[START OF Provided material]

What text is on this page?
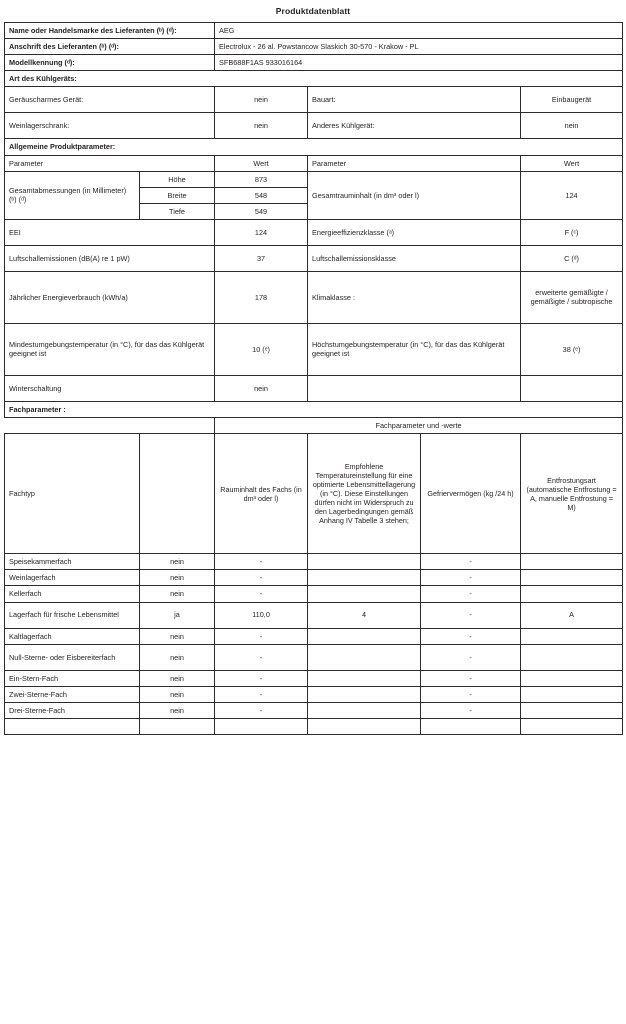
Produktdatenblatt
Name oder Handelsmarke des Lieferanten (ᵇ) (ᵈ):		AEG			
Anschrift des Lieferanten (ᵇ) (ᵈ):		Electrolux - 26 al. Powstancow Slaskich 30-570 - Krakow - PL			
Modellkennung (ᵈ):		SFB688F1AS 933016164			
Art des Kühlgeräts:					
Geräuscharmes Gerät:		nein	Bauart:		Einbaugerät
Weinlagerschrank:		nein	Anderes Kühlgerät:		nein
Allgemeine Produktparameter:					
Parameter		Wert	Parameter		Wert
Gesamtabmessungen (in Millimeter) (ᵇ) (ᵈ)	Höhe	873	Gesamtrauminhalt (in dm³ oder l)		124
	Breite	548			
	Tiefe	549			
EEI		124	Energieeffizienzklasse (ᵃ)		F (ᶜ)
Luftschallemissionen (dB(A) re 1 pW)		37	Luftschallemissionsklasse		C (ᵈ)
Jährlicher Energieverbrauch (kWh/a)		178	Klimaklasse :		erweiterte gemäßigte / gemäßigte / subtropische
Mindestumgebungstemperatur (in °C), für das das Kühlgerät geeignet ist		10 (ᵉ)	Höchstumgebungstemperatur (in °C), für das das Kühlgerät geeignet ist		38 (ᵉ)
Winterschaltung		nein			
Fachparameter :					
		Fachparameter und -werte			
Fachtyp		Rauminhalt des Fachs (in dm³ oder l)	Empfohlene Temperatureinstellung für eine optimierte Lebensmittellagerung (in °C). Diese Einstellungen dürfen nicht im Widerspruch zu den Lagerbedingungen gemäß Anhang IV Tabelle 3 stehen;	Gefriervermögen (kg /24 h)	Entfrostungsart (automatische Entfrostung = A, manuelle Entfrostung = M)
Speisekammerfach	nein	-		-	
Weinlagerfach	nein	-		-	
Kellerfach	nein	-		-	
Lagerfach für frische Lebensmittel	ja	110,0	4	-	A
Kaltlagerfach	nein	-		-	
Null-Sterne- oder Eisbereiterfach	nein	-		-	
Ein-Stern-Fach	nein	-		-	
Zwei-Sterne-Fach	nein	-		-	
Drei-Sterne-Fach	nein	-		-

[END OF Provided material]

_Task goal_: Write the lines above out again exactly, without any of their pictures.

_Complete answer_:
What text is on this page?
Produktdatenblatt
Name oder Handelsmarke des Lieferanten (ᵇ) (ᵈ):		AEG			
Anschrift des Lieferanten (ᵇ) (ᵈ):		Electrolux - 26 al. Powstancow Slaskich 30-570 - Krakow - PL			
Modellkennung (ᵈ):		SFB688F1AS 933016164			
Art des Kühlgeräts:					
Geräuscharmes Gerät:		nein	Bauart:		Einbaugerät
Weinlagerschrank:		nein	Anderes Kühlgerät:		nein
Allgemeine Produktparameter:					
Parameter		Wert	Parameter		Wert
Gesamtabmessungen (in Millimeter) (ᵇ) (ᵈ)	Höhe	873	Gesamtrauminhalt (in dm³ oder l)		124
	Breite	548			
	Tiefe	549			
EEI		124	Energieeffizienzklasse (ᵃ)		F (ᶜ)
Luftschallemissionen (dB(A) re 1 pW)		37	Luftschallemissionsklasse		C (ᵈ)
Jährlicher Energieverbrauch (kWh/a)		178	Klimaklasse :		erweiterte gemäßigte / gemäßigte / subtropische
Mindestumgebungstemperatur (in °C), für das das Kühlgerät geeignet ist		10 (ᵉ)	Höchstumgebungstemperatur (in °C), für das das Kühlgerät geeignet ist		38 (ᵉ)
Winterschaltung		nein			
Fachparameter :					
		Fachparameter und -werte			
Fachtyp		Rauminhalt des Fachs (in dm³ oder l)	Empfohlene Temperatureinstellung für eine optimierte Lebensmittellagerung (in °C). Diese Einstellungen dürfen nicht im Widerspruch zu den Lagerbedingungen gemäß Anhang IV Tabelle 3 stehen;	Gefriervermögen (kg /24 h)	Entfrostungsart (automatische Entfrostung = A, manuelle Entfrostung = M)
Speisekammerfach	nein	-		-	
Weinlagerfach	nein	-		-	
Kellerfach	nein	-		-	
Lagerfach für frische Lebensmittel	ja	110,0	4	-	A
Kaltlagerfach	nein	-		-	
Null-Sterne- oder Eisbereiterfach	nein	-		-	
Ein-Stern-Fach	nein	-		-	
Zwei-Sterne-Fach	nein	-		-	
Drei-Sterne-Fach	nein	-		-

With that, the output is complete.